Copy out all lines carrying the word "inter".

MATERIAL FOR THIS EXERCISE>
_ _ _ _

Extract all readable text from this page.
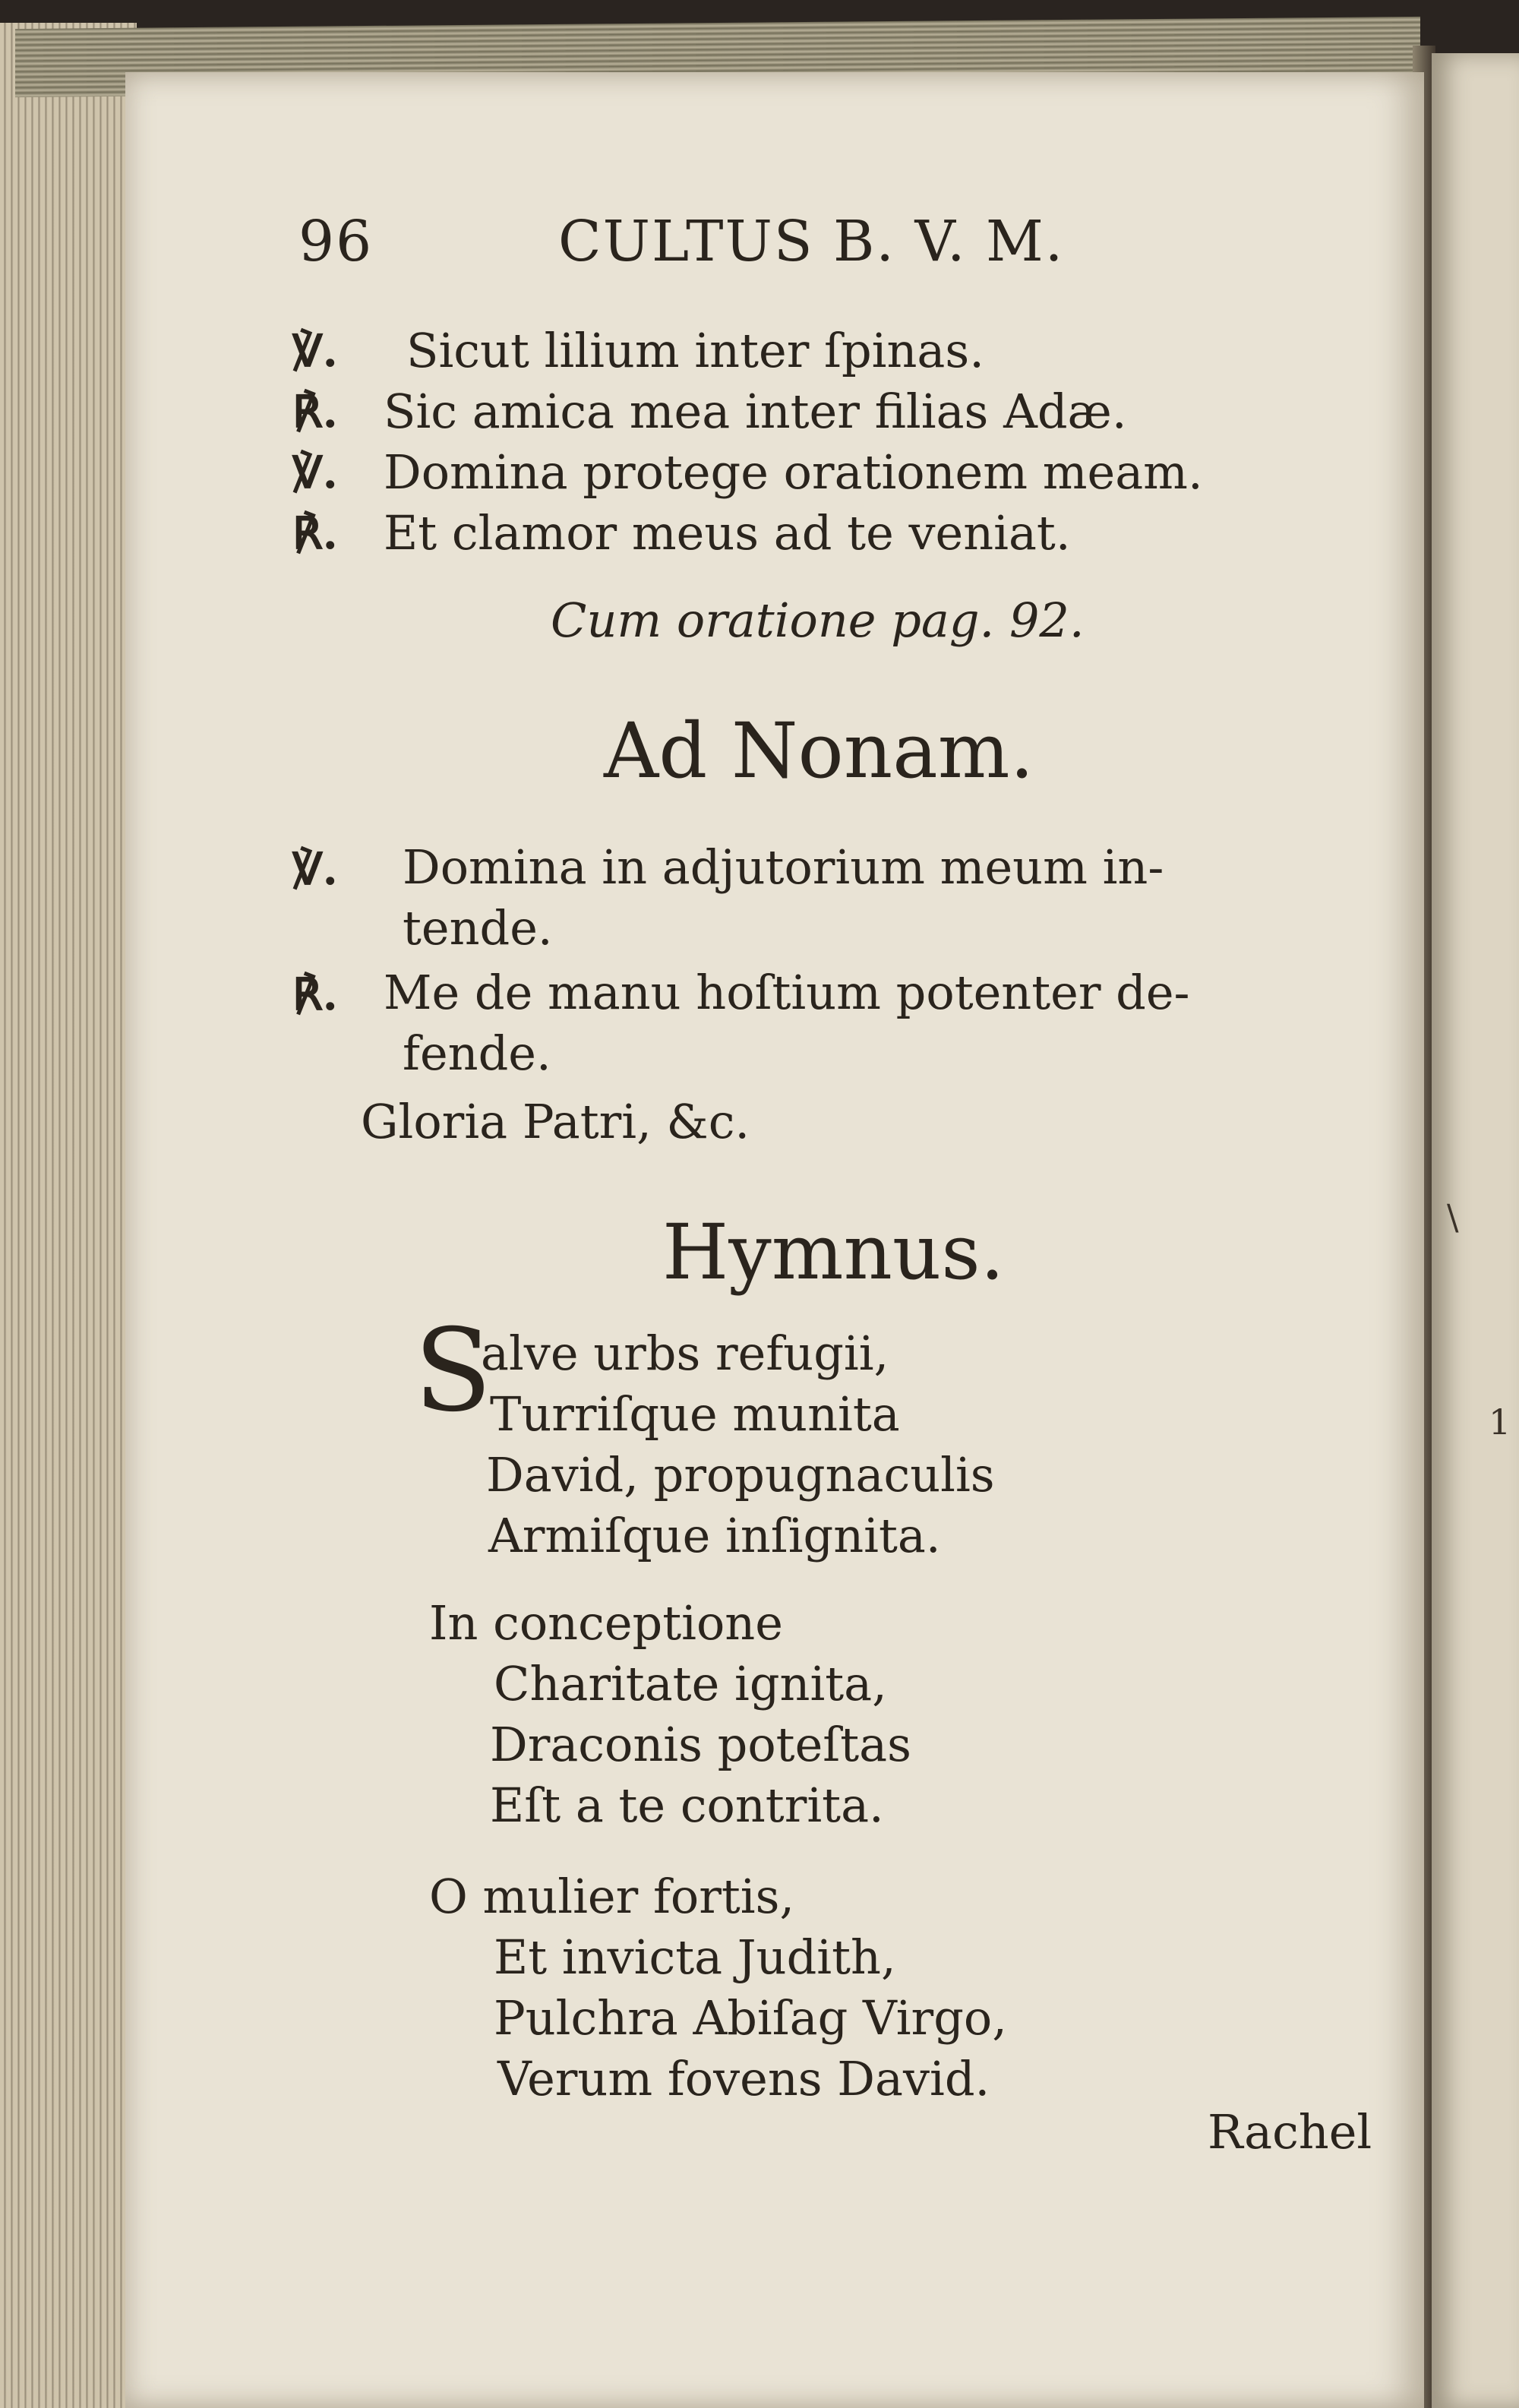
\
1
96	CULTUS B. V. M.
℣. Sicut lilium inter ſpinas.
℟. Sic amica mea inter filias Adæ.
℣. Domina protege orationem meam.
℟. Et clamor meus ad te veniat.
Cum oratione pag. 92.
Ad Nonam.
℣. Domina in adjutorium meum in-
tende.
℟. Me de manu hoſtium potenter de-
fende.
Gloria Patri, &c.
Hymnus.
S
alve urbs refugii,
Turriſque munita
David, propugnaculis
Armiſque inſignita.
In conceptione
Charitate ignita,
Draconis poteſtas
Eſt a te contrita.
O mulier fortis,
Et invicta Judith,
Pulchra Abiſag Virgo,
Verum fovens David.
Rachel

_ _ _ _

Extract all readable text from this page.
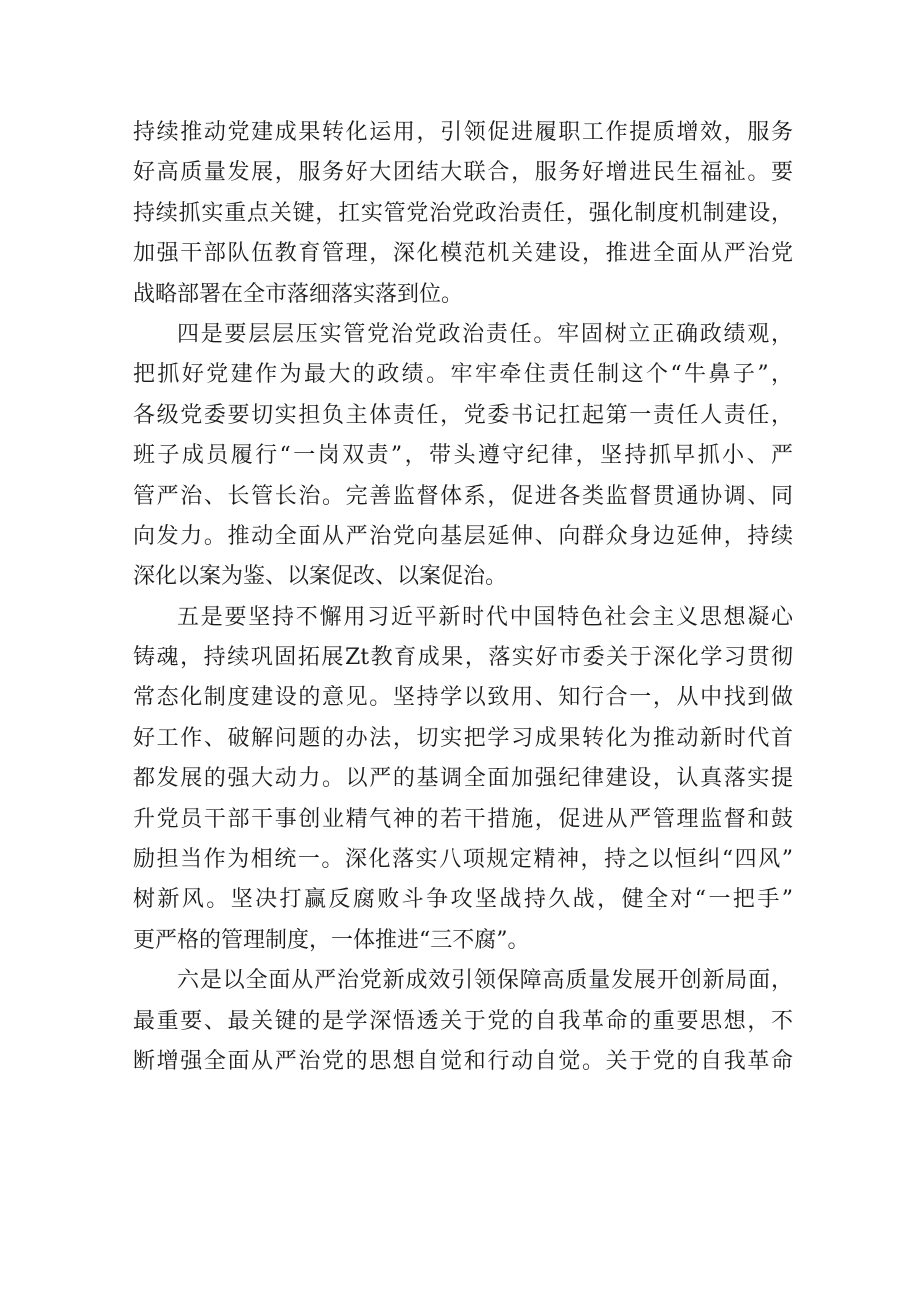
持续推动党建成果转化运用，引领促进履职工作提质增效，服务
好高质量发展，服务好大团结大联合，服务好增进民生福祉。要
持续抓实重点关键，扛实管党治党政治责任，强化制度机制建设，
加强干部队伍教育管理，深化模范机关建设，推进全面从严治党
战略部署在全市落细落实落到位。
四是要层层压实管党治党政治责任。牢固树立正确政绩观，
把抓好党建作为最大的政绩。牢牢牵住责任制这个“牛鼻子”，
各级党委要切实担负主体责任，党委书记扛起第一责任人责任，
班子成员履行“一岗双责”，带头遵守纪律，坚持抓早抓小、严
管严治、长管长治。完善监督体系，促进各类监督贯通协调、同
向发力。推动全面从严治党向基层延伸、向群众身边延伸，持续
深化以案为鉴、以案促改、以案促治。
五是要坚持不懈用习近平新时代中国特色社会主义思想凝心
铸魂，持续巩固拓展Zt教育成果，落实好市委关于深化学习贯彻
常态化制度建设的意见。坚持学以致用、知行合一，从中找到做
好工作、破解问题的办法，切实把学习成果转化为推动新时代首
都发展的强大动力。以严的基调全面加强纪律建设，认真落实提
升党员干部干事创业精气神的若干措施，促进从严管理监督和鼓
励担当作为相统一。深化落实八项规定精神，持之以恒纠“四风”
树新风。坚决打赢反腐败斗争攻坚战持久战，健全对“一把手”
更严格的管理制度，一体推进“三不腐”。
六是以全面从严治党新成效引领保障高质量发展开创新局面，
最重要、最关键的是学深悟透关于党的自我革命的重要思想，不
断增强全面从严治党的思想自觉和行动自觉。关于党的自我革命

_ _ _ _

TASK RESULT>
℣. Sicut lilium inter ſpinas.
℟. Sic amica mea inter filias Adæ.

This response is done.